━━━ Text segment ━━━

A typical haulier (20-tonne vehicle, 80,000 km/year) has a cost per km of €1.20–€1.80 in 2026 (diesel alone ~€0.35, vehicle depreciation ~€0.30, maintenance ~€0.25, insurance ~€0.20).
Vehicle depreciation#
- Standard useful life: 4–5 years for a new heavy goods vehicle (actual operational life ~6–8 years, but accounting depreciation accelerates in years 1–4).
- Straight-line method is standard (no accelerated depreciation in France unless special relief applies—not active for heavy vehicles in 2026).
- Book value: at end of useful life, residual value is minimal (10–15% of purchase price).
Finance leases (hire-purchase, operating leases) are popular for cash flow but must be accounted for correctly (lease charges ≠ depreciation).
Special cases#
Sole-trader/micro-entrepreneur haulier#
A micro-entrepreneur haulier with turnover < €83,600 (2026) may:
- Benefit from VAT exemption (no VAT to invoice, but loss of input VAT recovery on purchases).
- Not claim excise refund (most do, as the refund exceeds the VAT loss on fuel).
- File heavy vehicle tax only if PTAC ≥ 12 tonnes.
Haulier with leased or financed vehicles#
Lease charges are deductible and do not affect excise refund eligibility (which is tied to fuel consumption, not ownership).
However, the heavy vehicle tax falls on the user (the operating haulier) if the vehicle is registered in their name, even if leased.
Haulier with electric or hydrogen vehicles#
Electric and hydrogen vehicles:
- Not concerned by the excise refund (no diesel consumed).
- Fall under the heavy-vehicle tax on the same weight conditions (national scale, pneumatic suspension favoured).
- Improve the fleet's environmental performance (lower emissions, image and access to certain markets).
Audit risks and 2026 priorities#
-
Volatile excise rates: reimbursement rates can adjust annually (usually January or July). Check impots.gouv.fr at the start of each filing period.
-
E-invoicing and transport: for public procurement, electronic invoicing via Chorus Pro is already mandatory. For business-to-business, e-invoicing is being phased in from 1 September 2026 (receipt) and 1 September 2027 (issuance for small and mid-sized businesses), via an approved platform. A non-compliant format can lead to payment refusal.

━━━

* Exercise 1: Can you update the records, from the first line down through the line containing "y-tick-label: 80.55 [602, 288, 626, 299]" (both included), with "y-tick-label" replaced by "y-axis-label" and everything else left unchanged?

━━━ Supplied material ━━━

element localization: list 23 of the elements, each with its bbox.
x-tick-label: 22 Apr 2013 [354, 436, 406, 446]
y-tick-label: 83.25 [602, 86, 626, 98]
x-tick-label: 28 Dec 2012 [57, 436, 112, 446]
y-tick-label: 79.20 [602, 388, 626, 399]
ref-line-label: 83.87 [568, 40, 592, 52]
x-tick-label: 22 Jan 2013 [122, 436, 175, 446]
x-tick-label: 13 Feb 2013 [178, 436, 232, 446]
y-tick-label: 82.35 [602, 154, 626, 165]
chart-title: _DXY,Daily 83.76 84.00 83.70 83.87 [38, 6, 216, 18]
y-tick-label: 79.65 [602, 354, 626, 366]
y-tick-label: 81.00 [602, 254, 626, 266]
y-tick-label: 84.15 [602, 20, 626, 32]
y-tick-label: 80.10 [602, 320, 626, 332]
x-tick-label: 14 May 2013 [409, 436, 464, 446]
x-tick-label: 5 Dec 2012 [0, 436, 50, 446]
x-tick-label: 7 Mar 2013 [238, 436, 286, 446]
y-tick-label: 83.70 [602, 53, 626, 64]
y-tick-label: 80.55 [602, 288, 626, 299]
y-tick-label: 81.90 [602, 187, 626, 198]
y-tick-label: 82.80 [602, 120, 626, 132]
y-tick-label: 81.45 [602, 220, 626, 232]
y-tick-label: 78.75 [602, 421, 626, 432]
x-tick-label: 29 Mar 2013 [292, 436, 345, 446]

━━━

* Exercise 2: Does the haulier cost text agree with each of these statements? (a) Straight-line depreciation is the standard method. (b) Electric and hydrogen vehicles qualify for the excise refund. (c) At the end of a vehicle's useful life, its residual value is about 20–25% of the purchase price.

* Expected output 1:
element localization: list 23 of the elements, each with its bbox.
x-tick-label: 22 Apr 2013 [354, 436, 406, 446]
y-axis-label: 83.25 [602, 86, 626, 98]
x-tick-label: 28 Dec 2012 [57, 436, 112, 446]
y-axis-label: 79.20 [602, 388, 626, 399]
ref-line-label: 83.87 [568, 40, 592, 52]
x-tick-label: 22 Jan 2013 [122, 436, 175, 446]
x-tick-label: 13 Feb 2013 [178, 436, 232, 446]
y-axis-label: 82.35 [602, 154, 626, 165]
chart-title: _DXY,Daily 83.76 84.00 83.70 83.87 [38, 6, 216, 18]
y-axis-label: 79.65 [602, 354, 626, 366]
y-axis-label: 81.00 [602, 254, 626, 266]
y-axis-label: 84.15 [602, 20, 626, 32]
y-axis-label: 80.10 [602, 320, 626, 332]
x-tick-label: 14 May 2013 [409, 436, 464, 446]
x-tick-label: 5 Dec 2012 [0, 436, 50, 446]
x-tick-label: 7 Mar 2013 [238, 436, 286, 446]
y-axis-label: 83.70 [602, 53, 626, 64]
y-axis-label: 80.55 [602, 288, 626, 299]

* Expected output 2:
(a) Yes: "Straight-line method is standard"
(b) No: "Not concerned by the excise refund (no diesel consumed)."
(c) No: "residual value is minimal (10–15% of purchase price)"